What is asked:
Output nothing but the number of lines that include the word "Mittel".

Input for this task:
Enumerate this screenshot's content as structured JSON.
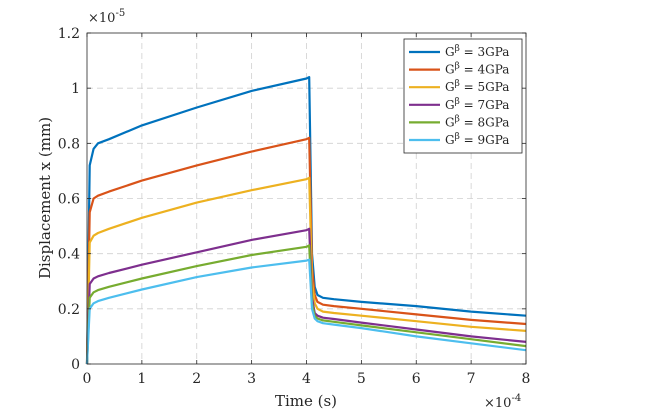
{
  "chart_data": {
    "type": "line",
    "title": "",
    "xlabel": "Time (s)",
    "ylabel": "Displacement x (mm)",
    "x_exponent_label": "×10",
    "x_exponent_power": "-4",
    "y_exponent_label": "×10",
    "y_exponent_power": "-5",
    "xlim": [
      0,
      8
    ],
    "ylim": [
      0,
      1.2
    ],
    "x_ticks": [
      "0",
      "1",
      "2",
      "3",
      "4",
      "5",
      "6",
      "7",
      "8"
    ],
    "y_ticks": [
      "0",
      "0.2",
      "0.4",
      "0.6",
      "0.8",
      "1",
      "1.2"
    ],
    "grid": true,
    "legend_position": "top-right",
    "series": [
      {
        "name": "G^β = 3GPa",
        "name_prefix": "G",
        "name_sup": "β",
        "name_suffix": " = 3GPa",
        "color": "#0072BD",
        "x": [
          0,
          0.05,
          0.12,
          0.2,
          0.4,
          1,
          2,
          3,
          4,
          4.05,
          4.1,
          4.15,
          4.2,
          4.3,
          4.5,
          5,
          6,
          7,
          8
        ],
        "y": [
          0,
          0.72,
          0.78,
          0.8,
          0.815,
          0.865,
          0.93,
          0.99,
          1.035,
          1.04,
          0.4,
          0.28,
          0.25,
          0.24,
          0.235,
          0.225,
          0.21,
          0.19,
          0.175
        ]
      },
      {
        "name": "G^β = 4GPa",
        "name_prefix": "G",
        "name_sup": "β",
        "name_suffix": " = 4GPa",
        "color": "#D95319",
        "x": [
          0,
          0.05,
          0.12,
          0.2,
          0.4,
          1,
          2,
          3,
          4,
          4.05,
          4.1,
          4.15,
          4.2,
          4.3,
          4.5,
          5,
          6,
          7,
          8
        ],
        "y": [
          0,
          0.55,
          0.6,
          0.61,
          0.625,
          0.665,
          0.72,
          0.77,
          0.815,
          0.82,
          0.35,
          0.25,
          0.225,
          0.215,
          0.21,
          0.2,
          0.18,
          0.16,
          0.145
        ]
      },
      {
        "name": "G^β = 5GPa",
        "name_prefix": "G",
        "name_sup": "β",
        "name_suffix": " = 5GPa",
        "color": "#EDB120",
        "x": [
          0,
          0.05,
          0.12,
          0.2,
          0.4,
          1,
          2,
          3,
          4,
          4.05,
          4.1,
          4.15,
          4.2,
          4.3,
          4.5,
          5,
          6,
          7,
          8
        ],
        "y": [
          0,
          0.44,
          0.465,
          0.475,
          0.49,
          0.53,
          0.585,
          0.63,
          0.67,
          0.675,
          0.3,
          0.22,
          0.2,
          0.19,
          0.185,
          0.175,
          0.155,
          0.135,
          0.12
        ]
      },
      {
        "name": "G^β = 7GPa",
        "name_prefix": "G",
        "name_sup": "β",
        "name_suffix": " = 7GPa",
        "color": "#7E2F8E",
        "x": [
          0,
          0.05,
          0.12,
          0.2,
          0.4,
          1,
          2,
          3,
          4,
          4.05,
          4.1,
          4.15,
          4.2,
          4.3,
          4.5,
          5,
          6,
          7,
          8
        ],
        "y": [
          0,
          0.29,
          0.31,
          0.318,
          0.33,
          0.36,
          0.405,
          0.45,
          0.485,
          0.49,
          0.24,
          0.185,
          0.175,
          0.168,
          0.163,
          0.15,
          0.125,
          0.1,
          0.08
        ]
      },
      {
        "name": "G^β = 8GPa",
        "name_prefix": "G",
        "name_sup": "β",
        "name_suffix": " = 8GPa",
        "color": "#77AC30",
        "x": [
          0,
          0.05,
          0.12,
          0.2,
          0.4,
          1,
          2,
          3,
          4,
          4.05,
          4.1,
          4.15,
          4.2,
          4.3,
          4.5,
          5,
          6,
          7,
          8
        ],
        "y": [
          0,
          0.24,
          0.26,
          0.268,
          0.28,
          0.31,
          0.355,
          0.395,
          0.425,
          0.43,
          0.22,
          0.175,
          0.165,
          0.158,
          0.153,
          0.14,
          0.115,
          0.09,
          0.065
        ]
      },
      {
        "name": "G^β = 9GPa",
        "name_prefix": "G",
        "name_sup": "β",
        "name_suffix": " = 9GPa",
        "color": "#4DBEEE",
        "x": [
          0,
          0.05,
          0.12,
          0.2,
          0.4,
          1,
          2,
          3,
          4,
          4.05,
          4.1,
          4.15,
          4.2,
          4.3,
          4.5,
          5,
          6,
          7,
          8
        ],
        "y": [
          0,
          0.2,
          0.22,
          0.228,
          0.24,
          0.27,
          0.315,
          0.35,
          0.375,
          0.378,
          0.2,
          0.165,
          0.155,
          0.148,
          0.143,
          0.13,
          0.1,
          0.075,
          0.05
        ]
      }
    ]
  }
}
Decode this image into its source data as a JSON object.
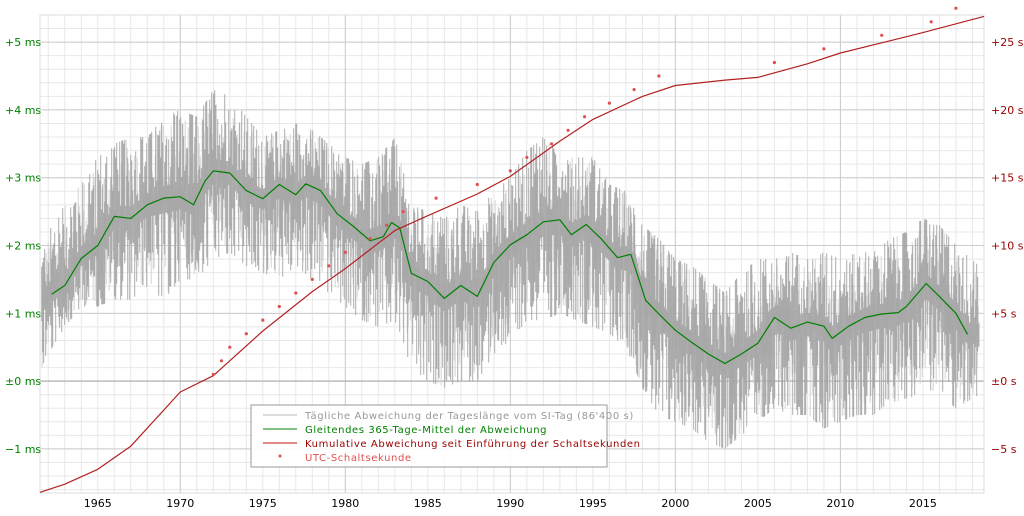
{
  "chart_data": {
    "type": "line",
    "title": "",
    "xlabel": "",
    "ylabel_left": "",
    "ylabel_right": "",
    "xlim": [
      1961.5,
      2018.7
    ],
    "ylim_left_ms": [
      -1.65,
      5.4
    ],
    "ylim_right_s": [
      -8.25,
      27.0
    ],
    "grid": true,
    "x_ticks": [
      1965,
      1970,
      1975,
      1980,
      1985,
      1990,
      1995,
      2000,
      2005,
      2010,
      2015
    ],
    "x_tick_labels": [
      "1965",
      "1970",
      "1975",
      "1980",
      "1985",
      "1990",
      "1995",
      "2000",
      "2005",
      "2010",
      "2015"
    ],
    "y_left_ticks": [
      5,
      4,
      3,
      2,
      1,
      0,
      -1
    ],
    "y_left_tick_labels": [
      "+5 ms",
      "+4 ms",
      "+3 ms",
      "+2 ms",
      "+1 ms",
      "±0 ms",
      "−1 ms"
    ],
    "y_right_ticks": [
      25,
      20,
      15,
      10,
      5,
      0,
      -5
    ],
    "y_right_tick_labels": [
      "+25 s",
      "+20 s",
      "+15 s",
      "+10 s",
      "+5 s",
      "±0 s",
      "−5 s"
    ],
    "colors": {
      "daily": "#a0a0a0",
      "moving_average": "#008000",
      "cumulative": "#b22222",
      "leap_second": "#e05050",
      "grid_minor": "#e8e8e8",
      "grid_major": "#cccccc",
      "left_axis_text": "#008000",
      "right_axis_text": "#990000"
    },
    "legend": {
      "placement": "bottom-center",
      "entries": [
        {
          "label": "Tägliche Abweichung der Tageslänge vom SI-Tag (86'400 s)",
          "color": "#999999",
          "marker": "line",
          "line_color": "#c8c8c8"
        },
        {
          "label": "Gleitendes 365-Tage-Mittel der Abweichung",
          "color": "#008000",
          "marker": "line",
          "line_color": "#008000"
        },
        {
          "label": "Kumulative Abweichung seit Einführung der Schaltsekunden",
          "color": "#990000",
          "marker": "line",
          "line_color": "#d04040"
        },
        {
          "label": "UTC-Schaltsekunde",
          "color": "#e05050",
          "marker": "dot",
          "line_color": "#e05050"
        }
      ]
    },
    "series": [
      {
        "name": "Tägliche Abweichung der Tageslänge vom SI-Tag (86'400 s)",
        "axis": "left",
        "unit": "ms",
        "kind": "daily-band",
        "x": [
          1961.6,
          1962,
          1963,
          1964,
          1965,
          1966,
          1967,
          1968,
          1969,
          1970,
          1971,
          1972,
          1973,
          1974,
          1975,
          1976,
          1977,
          1978,
          1979,
          1980,
          1981,
          1982,
          1983,
          1984,
          1985,
          1986,
          1987,
          1988,
          1989,
          1990,
          1991,
          1992,
          1993,
          1994,
          1995,
          1996,
          1997,
          1998,
          1999,
          2000,
          2001,
          2002,
          2003,
          2004,
          2005,
          2006,
          2007,
          2008,
          2009,
          2010,
          2011,
          2012,
          2013,
          2014,
          2015,
          2016,
          2017,
          2018.4
        ],
        "max": [
          1.8,
          2.2,
          2.6,
          3.0,
          3.3,
          3.5,
          3.6,
          3.6,
          3.9,
          4.0,
          3.9,
          4.3,
          4.2,
          3.9,
          3.6,
          3.7,
          3.8,
          3.7,
          3.5,
          3.3,
          3.2,
          3.3,
          3.6,
          2.6,
          2.5,
          2.4,
          2.6,
          2.5,
          2.8,
          3.0,
          3.4,
          3.6,
          3.4,
          3.3,
          3.3,
          2.9,
          2.8,
          2.3,
          2.1,
          1.8,
          1.7,
          1.5,
          1.3,
          1.6,
          1.8,
          1.8,
          1.9,
          1.8,
          1.9,
          1.8,
          1.9,
          1.9,
          2.1,
          2.2,
          2.4,
          2.3,
          2.0,
          1.7
        ],
        "min": [
          0.2,
          0.4,
          0.8,
          1.1,
          1.1,
          1.2,
          1.2,
          1.4,
          1.2,
          1.5,
          1.5,
          1.8,
          1.9,
          1.7,
          1.6,
          1.5,
          1.7,
          1.5,
          1.3,
          1.1,
          0.9,
          0.8,
          0.9,
          0.2,
          0.0,
          -0.1,
          0.0,
          0.0,
          0.4,
          0.6,
          0.9,
          0.9,
          1.0,
          0.9,
          0.8,
          0.7,
          0.5,
          -0.1,
          -0.5,
          -0.6,
          -0.7,
          -0.9,
          -1.0,
          -0.8,
          -0.6,
          -0.4,
          -0.5,
          -0.5,
          -0.7,
          -0.6,
          -0.5,
          -0.5,
          -0.3,
          -0.3,
          -0.1,
          -0.2,
          -0.4,
          -0.2
        ]
      },
      {
        "name": "Gleitendes 365-Tage-Mittel der Abweichung",
        "axis": "left",
        "unit": "ms",
        "x": [
          1962.2,
          1963,
          1964,
          1965,
          1966,
          1967,
          1968,
          1969,
          1970,
          1970.8,
          1971.5,
          1972,
          1973,
          1974,
          1975,
          1976,
          1977,
          1977.6,
          1978.5,
          1979.5,
          1980.5,
          1981.5,
          1982.3,
          1982.8,
          1983.3,
          1984,
          1985,
          1986,
          1987,
          1988,
          1989,
          1990,
          1991,
          1992,
          1993,
          1993.7,
          1994.6,
          1995.5,
          1996.5,
          1997.3,
          1998.2,
          1999,
          2000,
          2001,
          2002,
          2003,
          2004,
          2005,
          2006,
          2007,
          2008,
          2009,
          2009.5,
          2010.5,
          2011.5,
          2012.5,
          2013.5,
          2014,
          2015.2,
          2016,
          2017,
          2017.7
        ],
        "values": [
          1.28,
          1.41,
          1.81,
          2.0,
          2.43,
          2.4,
          2.6,
          2.7,
          2.72,
          2.6,
          2.95,
          3.1,
          3.07,
          2.81,
          2.69,
          2.9,
          2.75,
          2.91,
          2.81,
          2.47,
          2.28,
          2.07,
          2.13,
          2.34,
          2.26,
          1.59,
          1.47,
          1.22,
          1.41,
          1.25,
          1.75,
          2.01,
          2.16,
          2.35,
          2.38,
          2.16,
          2.31,
          2.1,
          1.82,
          1.87,
          1.19,
          0.99,
          0.75,
          0.57,
          0.4,
          0.26,
          0.4,
          0.56,
          0.94,
          0.78,
          0.87,
          0.81,
          0.63,
          0.81,
          0.94,
          0.99,
          1.01,
          1.1,
          1.44,
          1.25,
          1.0,
          0.69
        ]
      },
      {
        "name": "Kumulative Abweichung seit Einführung der Schaltsekunden",
        "axis": "right",
        "unit": "s",
        "x": [
          1961.5,
          1963,
          1965,
          1967,
          1970,
          1972,
          1975,
          1978,
          1980,
          1983,
          1985,
          1988,
          1990,
          1993,
          1995,
          1998,
          2000,
          2003,
          2005,
          2008,
          2010,
          2013,
          2015,
          2018.7
        ],
        "values": [
          -8.2,
          -7.6,
          -6.5,
          -4.8,
          -0.8,
          0.4,
          3.7,
          6.6,
          8.3,
          11.1,
          12.2,
          13.8,
          15.1,
          17.7,
          19.3,
          21.0,
          21.8,
          22.2,
          22.4,
          23.4,
          24.2,
          25.1,
          25.7,
          26.9
        ]
      },
      {
        "name": "UTC-Schaltsekunde",
        "axis": "right",
        "unit": "s",
        "kind": "points",
        "x": [
          1972.0,
          1972.5,
          1973.0,
          1974.0,
          1975.0,
          1976.0,
          1977.0,
          1978.0,
          1979.0,
          1980.0,
          1981.5,
          1982.5,
          1983.5,
          1985.5,
          1988.0,
          1990.0,
          1991.0,
          1992.5,
          1993.5,
          1994.5,
          1996.0,
          1997.5,
          1999.0,
          2006.0,
          2009.0,
          2012.5,
          2015.5,
          2017.0
        ],
        "values": [
          0.5,
          1.5,
          2.5,
          3.5,
          4.5,
          5.5,
          6.5,
          7.5,
          8.5,
          9.5,
          10.5,
          11.5,
          12.5,
          13.5,
          14.5,
          15.5,
          16.5,
          17.5,
          18.5,
          19.5,
          20.5,
          21.5,
          22.5,
          23.5,
          24.5,
          25.5,
          26.5,
          27.5
        ]
      }
    ]
  }
}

Written reply:
2